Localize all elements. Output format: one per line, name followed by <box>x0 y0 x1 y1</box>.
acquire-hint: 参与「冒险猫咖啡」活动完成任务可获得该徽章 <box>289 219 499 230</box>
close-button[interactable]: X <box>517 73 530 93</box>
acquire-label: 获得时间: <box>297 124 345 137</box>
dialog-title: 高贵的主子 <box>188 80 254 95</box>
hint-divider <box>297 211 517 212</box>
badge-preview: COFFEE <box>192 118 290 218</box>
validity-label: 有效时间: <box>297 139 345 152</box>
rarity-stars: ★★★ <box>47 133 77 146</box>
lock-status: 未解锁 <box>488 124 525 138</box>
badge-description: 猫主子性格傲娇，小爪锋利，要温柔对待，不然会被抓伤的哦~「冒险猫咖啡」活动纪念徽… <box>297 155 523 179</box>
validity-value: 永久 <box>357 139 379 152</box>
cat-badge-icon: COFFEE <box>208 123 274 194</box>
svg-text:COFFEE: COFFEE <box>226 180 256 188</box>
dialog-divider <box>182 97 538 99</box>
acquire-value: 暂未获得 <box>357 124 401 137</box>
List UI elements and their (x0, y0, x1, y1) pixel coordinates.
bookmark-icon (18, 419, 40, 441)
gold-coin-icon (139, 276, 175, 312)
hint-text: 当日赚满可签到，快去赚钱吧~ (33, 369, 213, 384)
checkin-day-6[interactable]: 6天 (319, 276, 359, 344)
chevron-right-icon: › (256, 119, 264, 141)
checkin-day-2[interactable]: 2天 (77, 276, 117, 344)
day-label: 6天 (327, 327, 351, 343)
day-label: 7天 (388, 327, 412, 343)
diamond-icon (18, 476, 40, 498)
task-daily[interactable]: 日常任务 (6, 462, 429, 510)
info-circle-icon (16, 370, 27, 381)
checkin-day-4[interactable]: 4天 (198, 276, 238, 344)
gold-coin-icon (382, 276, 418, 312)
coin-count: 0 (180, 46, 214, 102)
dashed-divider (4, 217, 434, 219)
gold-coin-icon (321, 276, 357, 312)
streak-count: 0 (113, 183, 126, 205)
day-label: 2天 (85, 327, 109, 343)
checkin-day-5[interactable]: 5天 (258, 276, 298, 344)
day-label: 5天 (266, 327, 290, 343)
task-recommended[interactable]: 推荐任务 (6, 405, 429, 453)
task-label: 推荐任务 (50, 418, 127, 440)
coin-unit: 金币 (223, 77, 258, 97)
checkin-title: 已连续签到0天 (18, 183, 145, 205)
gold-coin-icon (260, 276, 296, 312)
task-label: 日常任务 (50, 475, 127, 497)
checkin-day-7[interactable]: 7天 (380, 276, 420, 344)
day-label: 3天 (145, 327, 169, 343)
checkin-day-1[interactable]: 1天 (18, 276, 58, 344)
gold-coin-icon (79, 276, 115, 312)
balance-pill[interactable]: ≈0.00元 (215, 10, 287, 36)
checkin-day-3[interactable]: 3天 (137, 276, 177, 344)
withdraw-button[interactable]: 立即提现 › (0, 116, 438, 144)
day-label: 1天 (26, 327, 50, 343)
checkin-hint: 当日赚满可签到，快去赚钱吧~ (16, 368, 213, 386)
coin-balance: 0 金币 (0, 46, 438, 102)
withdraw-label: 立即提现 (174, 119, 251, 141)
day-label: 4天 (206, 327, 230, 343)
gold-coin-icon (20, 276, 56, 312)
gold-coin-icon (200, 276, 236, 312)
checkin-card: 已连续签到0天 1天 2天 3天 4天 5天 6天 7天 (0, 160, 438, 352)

___

▸ Brief
Transcribe the records line for line, starting at their first line and ending at the line that contains "acquire-label: 获得时间: <box>297", with both of those lines included.

▸ Solution
Localize all elements. Output format: one per line, name followed by <box>x0 y0 x1 y1</box>.
acquire-hint: 参与「冒险猫咖啡」活动完成任务可获得该徽章 <box>289 219 499 230</box>
close-button[interactable]: X <box>517 73 530 93</box>
acquire-label: 获得时间: <box>297 124 345 137</box>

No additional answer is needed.